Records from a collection

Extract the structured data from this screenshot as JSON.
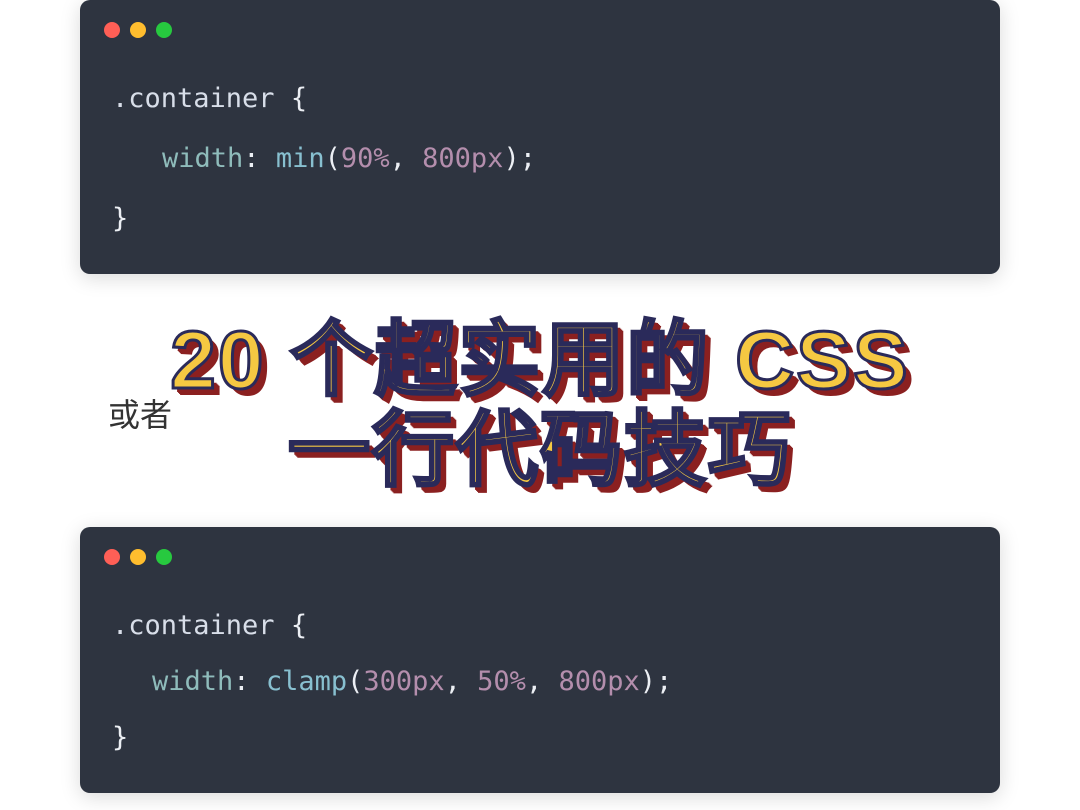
{
  "colors": {
    "code_bg": "#2e3440",
    "selector": "#d8dee9",
    "property": "#8fbcbb",
    "function": "#88c0d0",
    "punctuation": "#eceff4",
    "number": "#b48ead",
    "headline_fill": "#f5c842",
    "headline_stroke": "#2a2a5a",
    "headline_shadow": "#8b2020"
  },
  "block1": {
    "selector": ".container",
    "brace_open": "{",
    "property": "width",
    "colon": ":",
    "function": "min",
    "paren_open": "(",
    "arg1": "90%",
    "comma": ", ",
    "arg2": "800px",
    "paren_close": ")",
    "semicolon": ";",
    "brace_close": "}"
  },
  "separator": "或者",
  "block2": {
    "selector": ".container",
    "brace_open": "{",
    "property": "width",
    "colon": ":",
    "function": "clamp",
    "paren_open": "(",
    "arg1": "300px",
    "comma1": ", ",
    "arg2": "50%",
    "comma2": ", ",
    "arg3": "800px",
    "paren_close": ")",
    "semicolon": ";",
    "brace_close": "}"
  },
  "headline": {
    "line1": "20 个超实用的 CSS",
    "line2": "一行代码技巧"
  }
}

## Stated task
Reproduce each record above by retyping it exactly; omit all images.

## Full output
Extract the structured data from this screenshot as JSON.
{
  "colors": {
    "code_bg": "#2e3440",
    "selector": "#d8dee9",
    "property": "#8fbcbb",
    "function": "#88c0d0",
    "punctuation": "#eceff4",
    "number": "#b48ead",
    "headline_fill": "#f5c842",
    "headline_stroke": "#2a2a5a",
    "headline_shadow": "#8b2020"
  },
  "block1": {
    "selector": ".container",
    "brace_open": "{",
    "property": "width",
    "colon": ":",
    "function": "min",
    "paren_open": "(",
    "arg1": "90%",
    "comma": ", ",
    "arg2": "800px",
    "paren_close": ")",
    "semicolon": ";",
    "brace_close": "}"
  },
  "separator": "或者",
  "block2": {
    "selector": ".container",
    "brace_open": "{",
    "property": "width",
    "colon": ":",
    "function": "clamp",
    "paren_open": "(",
    "arg1": "300px",
    "comma1": ", ",
    "arg2": "50%",
    "comma2": ", ",
    "arg3": "800px",
    "paren_close": ")",
    "semicolon": ";",
    "brace_close": "}"
  },
  "headline": {
    "line1": "20 个超实用的 CSS",
    "line2": "一行代码技巧"
  }
}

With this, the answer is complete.